Transcribe the entries exactly; images are not part of the copy.

[START]

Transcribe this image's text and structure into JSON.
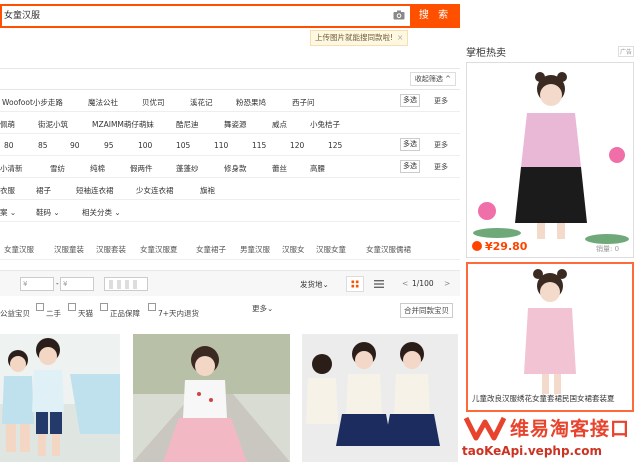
{
  "search": {
    "query": "女童汉服",
    "button": "搜 索",
    "tip": "上传图片就能搜同款啦!",
    "tip_close": "×"
  },
  "filter": {
    "collapse": "收起筛选 ^",
    "brand_row": [
      "Woofoot小步走路",
      "魔法公社",
      "贝优司",
      "溪花记",
      "粉恐果鸠",
      "西子问"
    ],
    "style_row": [
      "佩萌",
      "街泥小筑",
      "MZAIMM萌仔萌妹",
      "酷尼迪",
      "舞姿源",
      "威点",
      "小兔桔子"
    ],
    "size_row": [
      "80",
      "85",
      "90",
      "95",
      "100",
      "105",
      "110",
      "115",
      "120",
      "125"
    ],
    "material_row": [
      "小清新",
      "雪纺",
      "纯棉",
      "假两件",
      "蓬蓬纱",
      "修身款",
      "蕾丝",
      "高腰"
    ],
    "type_row": [
      "衣服",
      "裙子",
      "短袖连衣裙",
      "少女连衣裙",
      "旗袍"
    ],
    "multi": "多选",
    "more": "更多",
    "cat_row": [
      "案 ⌄",
      "鞋码 ⌄",
      "相关分类 ⌄"
    ]
  },
  "tags": [
    "女童汉服",
    "汉服童装",
    "汉服套装",
    "女童汉服夏",
    "女童裙子",
    "男童汉服",
    "汉服女",
    "汉服女童",
    "女童汉服儒裙"
  ],
  "sort": {
    "price_from": "¥",
    "dash": "-",
    "price_to": "¥",
    "ship": "发货地⌄",
    "page": "1/100",
    "prev": "<",
    "next": ">"
  },
  "checks": {
    "items": [
      "公益宝贝",
      "二手",
      "天猫",
      "正品保障",
      "7+天内退货"
    ],
    "more": "更多⌄",
    "merge": "合并同款宝贝"
  },
  "sidebar": {
    "title": "掌柜热卖",
    "ad_label": "广告",
    "price": "¥29.80",
    "sales": "销量: 0",
    "caption": "儿童改良汉服绣花女童套裙民国女裙套装夏"
  },
  "watermark": {
    "brand": "维易淘客接口",
    "url": "taoKeApi.vephp.com"
  }
}
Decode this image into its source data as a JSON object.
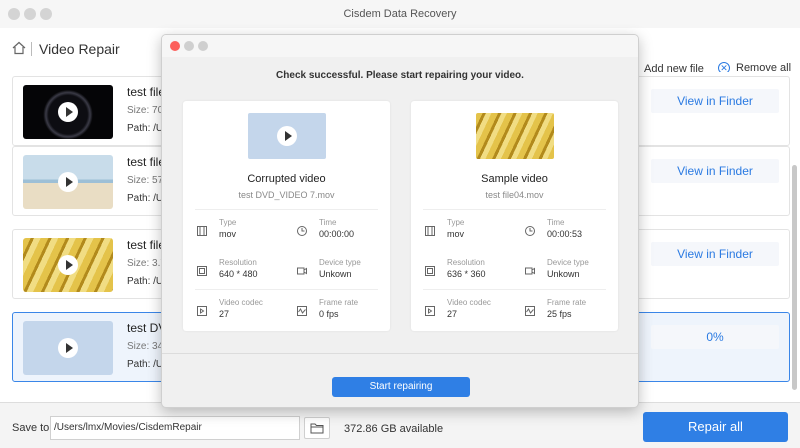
{
  "window": {
    "title": "Cisdem Data Recovery"
  },
  "header": {
    "title": "Video Repair",
    "add_file": "Add new file",
    "remove_all": "Remove all"
  },
  "rows": [
    {
      "name": "test file",
      "size": "Size: 705",
      "path": "Path: /U",
      "action": "View in Finder"
    },
    {
      "name": "test file",
      "size": "Size: 574",
      "path": "Path: /U",
      "action": "View in Finder"
    },
    {
      "name": "test file",
      "size": "Size: 3.7",
      "path": "Path: /U",
      "action": "View in Finder"
    },
    {
      "name": "test DV",
      "size": "Size: 34",
      "path": "Path: /U",
      "action": "0%"
    }
  ],
  "footer": {
    "save_label": "Save to:",
    "save_path": "/Users/lmx/Movies/CisdemRepair",
    "available": "372.86 GB available",
    "repair_all": "Repair all"
  },
  "dialog": {
    "status": "Check successful. Please start repairing your video.",
    "start_button": "Start repairing",
    "corrupted": {
      "title": "Corrupted video",
      "filename": "test DVD_VIDEO 7.mov",
      "type_label": "Type",
      "type": "mov",
      "time_label": "Time",
      "time": "00:00:00",
      "resolution_label": "Resolution",
      "resolution": "640 * 480",
      "device_label": "Device type",
      "device": "Unkown",
      "codec_label": "Video codec",
      "codec": "27",
      "framerate_label": "Frame rate",
      "framerate": "0 fps"
    },
    "sample": {
      "title": "Sample video",
      "filename": "test file04.mov",
      "type_label": "Type",
      "type": "mov",
      "time_label": "Time",
      "time": "00:00:53",
      "resolution_label": "Resolution",
      "resolution": "636 * 360",
      "device_label": "Device type",
      "device": "Unkown",
      "codec_label": "Video codec",
      "codec": "27",
      "framerate_label": "Frame rate",
      "framerate": "25 fps"
    }
  },
  "colors": {
    "accent": "#2f7fe5",
    "close": "#fc605c"
  }
}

[END]

* [Finished task]
Transcribe this image's text and structure into JSON.
{
  "search": {
    "query": "女童汉服",
    "button": "搜 索",
    "tip": "上传图片就能搜同款啦!",
    "tip_close": "×"
  },
  "filter": {
    "collapse": "收起筛选 ^",
    "brand_row": [
      "Woofoot小步走路",
      "魔法公社",
      "贝优司",
      "溪花记",
      "粉恐果鸠",
      "西子问"
    ],
    "style_row": [
      "佩萌",
      "街泥小筑",
      "MZAIMM萌仔萌妹",
      "酷尼迪",
      "舞姿源",
      "威点",
      "小兔桔子"
    ],
    "size_row": [
      "80",
      "85",
      "90",
      "95",
      "100",
      "105",
      "110",
      "115",
      "120",
      "125"
    ],
    "material_row": [
      "小清新",
      "雪纺",
      "纯棉",
      "假两件",
      "蓬蓬纱",
      "修身款",
      "蕾丝",
      "高腰"
    ],
    "type_row": [
      "衣服",
      "裙子",
      "短袖连衣裙",
      "少女连衣裙",
      "旗袍"
    ],
    "multi": "多选",
    "more": "更多",
    "cat_row": [
      "案 ⌄",
      "鞋码 ⌄",
      "相关分类 ⌄"
    ]
  },
  "tags": [
    "女童汉服",
    "汉服童装",
    "汉服套装",
    "女童汉服夏",
    "女童裙子",
    "男童汉服",
    "汉服女",
    "汉服女童",
    "女童汉服儒裙"
  ],
  "sort": {
    "price_from": "¥",
    "dash": "-",
    "price_to": "¥",
    "ship": "发货地⌄",
    "page": "1/100",
    "prev": "<",
    "next": ">"
  },
  "checks": {
    "items": [
      "公益宝贝",
      "二手",
      "天猫",
      "正品保障",
      "7+天内退货"
    ],
    "more": "更多⌄",
    "merge": "合并同款宝贝"
  },
  "sidebar": {
    "title": "掌柜热卖",
    "ad_label": "广告",
    "price": "¥29.80",
    "sales": "销量: 0",
    "caption": "儿童改良汉服绣花女童套裙民国女裙套装夏"
  },
  "watermark": {
    "brand": "维易淘客接口",
    "url": "taoKeApi.vephp.com"
  }
}
Decode this image into its source data as a JSON object.
{
  "window": {
    "title": "Cisdem Data Recovery"
  },
  "header": {
    "title": "Video Repair",
    "add_file": "Add new file",
    "remove_all": "Remove all"
  },
  "rows": [
    {
      "name": "test file",
      "size": "Size: 705",
      "path": "Path: /U",
      "action": "View in Finder"
    },
    {
      "name": "test file",
      "size": "Size: 574",
      "path": "Path: /U",
      "action": "View in Finder"
    },
    {
      "name": "test file",
      "size": "Size: 3.7",
      "path": "Path: /U",
      "action": "View in Finder"
    },
    {
      "name": "test DV",
      "size": "Size: 34",
      "path": "Path: /U",
      "action": "0%"
    }
  ],
  "footer": {
    "save_label": "Save to:",
    "save_path": "/Users/lmx/Movies/CisdemRepair",
    "available": "372.86 GB available",
    "repair_all": "Repair all"
  },
  "dialog": {
    "status": "Check successful. Please start repairing your video.",
    "start_button": "Start repairing",
    "corrupted": {
      "title": "Corrupted video",
      "filename": "test DVD_VIDEO 7.mov",
      "type_label": "Type",
      "type": "mov",
      "time_label": "Time",
      "time": "00:00:00",
      "resolution_label": "Resolution",
      "resolution": "640 * 480",
      "device_label": "Device type",
      "device": "Unkown",
      "codec_label": "Video codec",
      "codec": "27",
      "framerate_label": "Frame rate",
      "framerate": "0 fps"
    },
    "sample": {
      "title": "Sample video",
      "filename": "test file04.mov",
      "type_label": "Type",
      "type": "mov",
      "time_label": "Time",
      "time": "00:00:53",
      "resolution_label": "Resolution",
      "resolution": "636 * 360",
      "device_label": "Device type",
      "device": "Unkown",
      "codec_label": "Video codec",
      "codec": "27",
      "framerate_label": "Frame rate",
      "framerate": "25 fps"
    }
  },
  "colors": {
    "accent": "#2f7fe5",
    "close": "#fc605c"
  }
}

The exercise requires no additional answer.